- EXERCISE PROMPT
Print every entry, word for word, and skip the images.

- GIVEN RECORDS
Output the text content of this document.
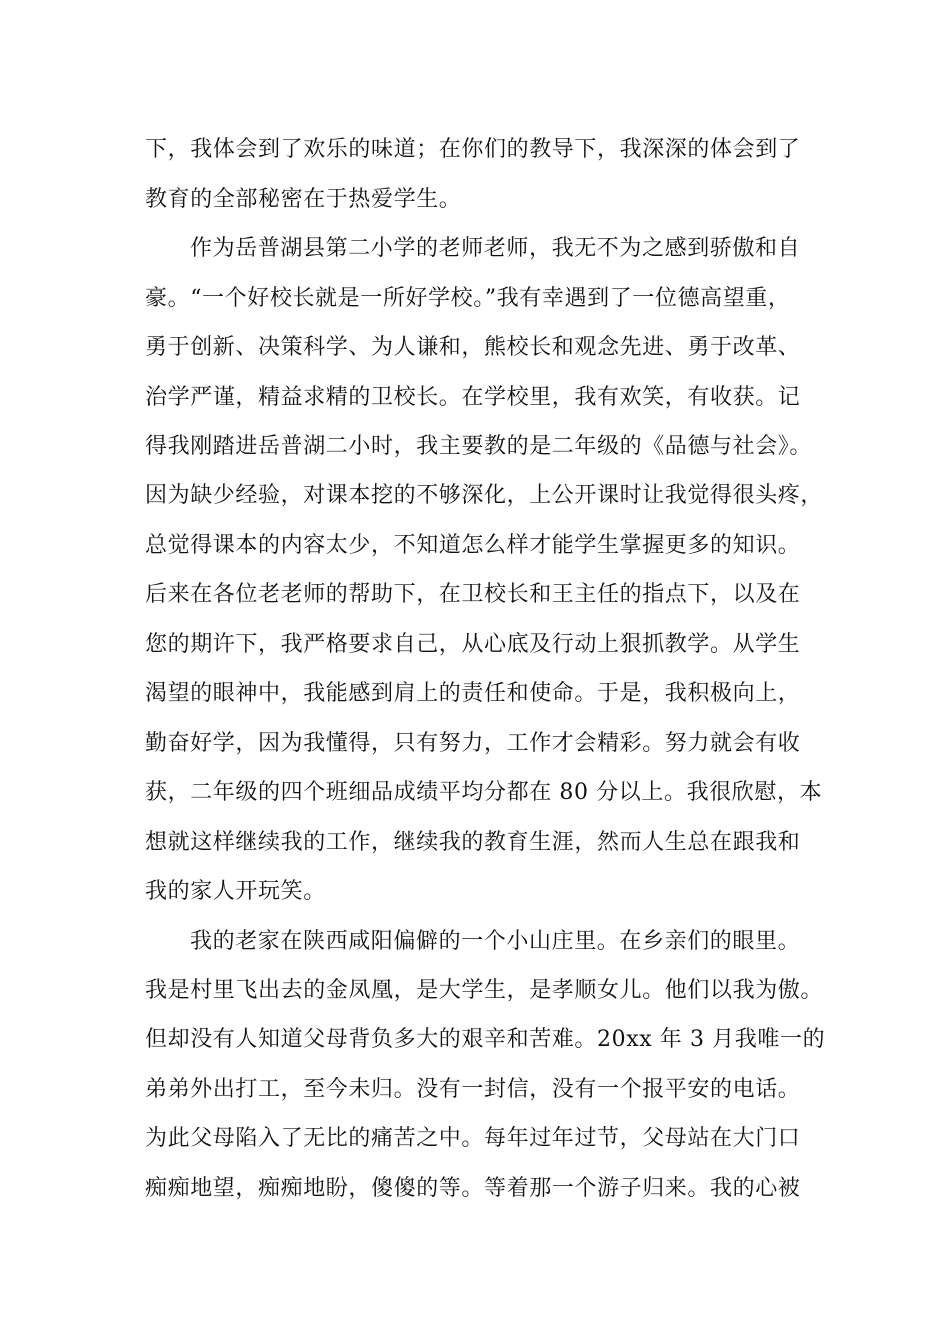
下，我体会到了欢乐的味道；在你们的教导下，我深深的体会到了
教育的全部秘密在于热爱学生。
作为岳普湖县第二小学的老师老师，我无不为之感到骄傲和自
豪。“一个好校长就是一所好学校。”我有幸遇到了一位德高望重，
勇于创新、决策科学、为人谦和，熊校长和观念先进、勇于改革、
治学严谨，精益求精的卫校长。在学校里，我有欢笑，有收获。记
得我刚踏进岳普湖二小时，我主要教的是二年级的《品德与社会》。
因为缺少经验，对课本挖的不够深化，上公开课时让我觉得很头疼，
总觉得课本的内容太少，不知道怎么样才能学生掌握更多的知识。
后来在各位老老师的帮助下，在卫校长和王主任的指点下，以及在
您的期许下，我严格要求自己，从心底及行动上狠抓教学。从学生
渴望的眼神中，我能感到肩上的责任和使命。于是，我积极向上，
勤奋好学，因为我懂得，只有努力，工作才会精彩。努力就会有收
获，二年级的四个班细品成绩平均分都在 80 分以上。我很欣慰，本
想就这样继续我的工作，继续我的教育生涯，然而人生总在跟我和
我的家人开玩笑。
我的老家在陕西咸阳偏僻的一个小山庄里。在乡亲们的眼里。
我是村里飞出去的金凤凰，是大学生，是孝顺女儿。他们以我为傲。
但却没有人知道父母背负多大的艰辛和苦难。20xx 年 3 月我唯一的
弟弟外出打工，至今未归。没有一封信，没有一个报平安的电话。
为此父母陷入了无比的痛苦之中。每年过年过节，父母站在大门口
痴痴地望，痴痴地盼，傻傻的等。等着那一个游子归来。我的心被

- EXERCISE ANSWER
Output the text content of this document.
下，我体会到了欢乐的味道；在你们的教导下，我深深的体会到了
教育的全部秘密在于热爱学生。
作为岳普湖县第二小学的老师老师，我无不为之感到骄傲和自
豪。“一个好校长就是一所好学校。”我有幸遇到了一位德高望重，
勇于创新、决策科学、为人谦和，熊校长和观念先进、勇于改革、
治学严谨，精益求精的卫校长。在学校里，我有欢笑，有收获。记
得我刚踏进岳普湖二小时，我主要教的是二年级的《品德与社会》。
因为缺少经验，对课本挖的不够深化，上公开课时让我觉得很头疼，
总觉得课本的内容太少，不知道怎么样才能学生掌握更多的知识。
后来在各位老老师的帮助下，在卫校长和王主任的指点下，以及在
您的期许下，我严格要求自己，从心底及行动上狠抓教学。从学生
渴望的眼神中，我能感到肩上的责任和使命。于是，我积极向上，
勤奋好学，因为我懂得，只有努力，工作才会精彩。努力就会有收
获，二年级的四个班细品成绩平均分都在 80 分以上。我很欣慰，本
想就这样继续我的工作，继续我的教育生涯，然而人生总在跟我和
我的家人开玩笑。
我的老家在陕西咸阳偏僻的一个小山庄里。在乡亲们的眼里。
我是村里飞出去的金凤凰，是大学生，是孝顺女儿。他们以我为傲。
但却没有人知道父母背负多大的艰辛和苦难。20xx 年 3 月我唯一的
弟弟外出打工，至今未归。没有一封信，没有一个报平安的电话。
为此父母陷入了无比的痛苦之中。每年过年过节，父母站在大门口
痴痴地望，痴痴地盼，傻傻的等。等着那一个游子归来。我的心被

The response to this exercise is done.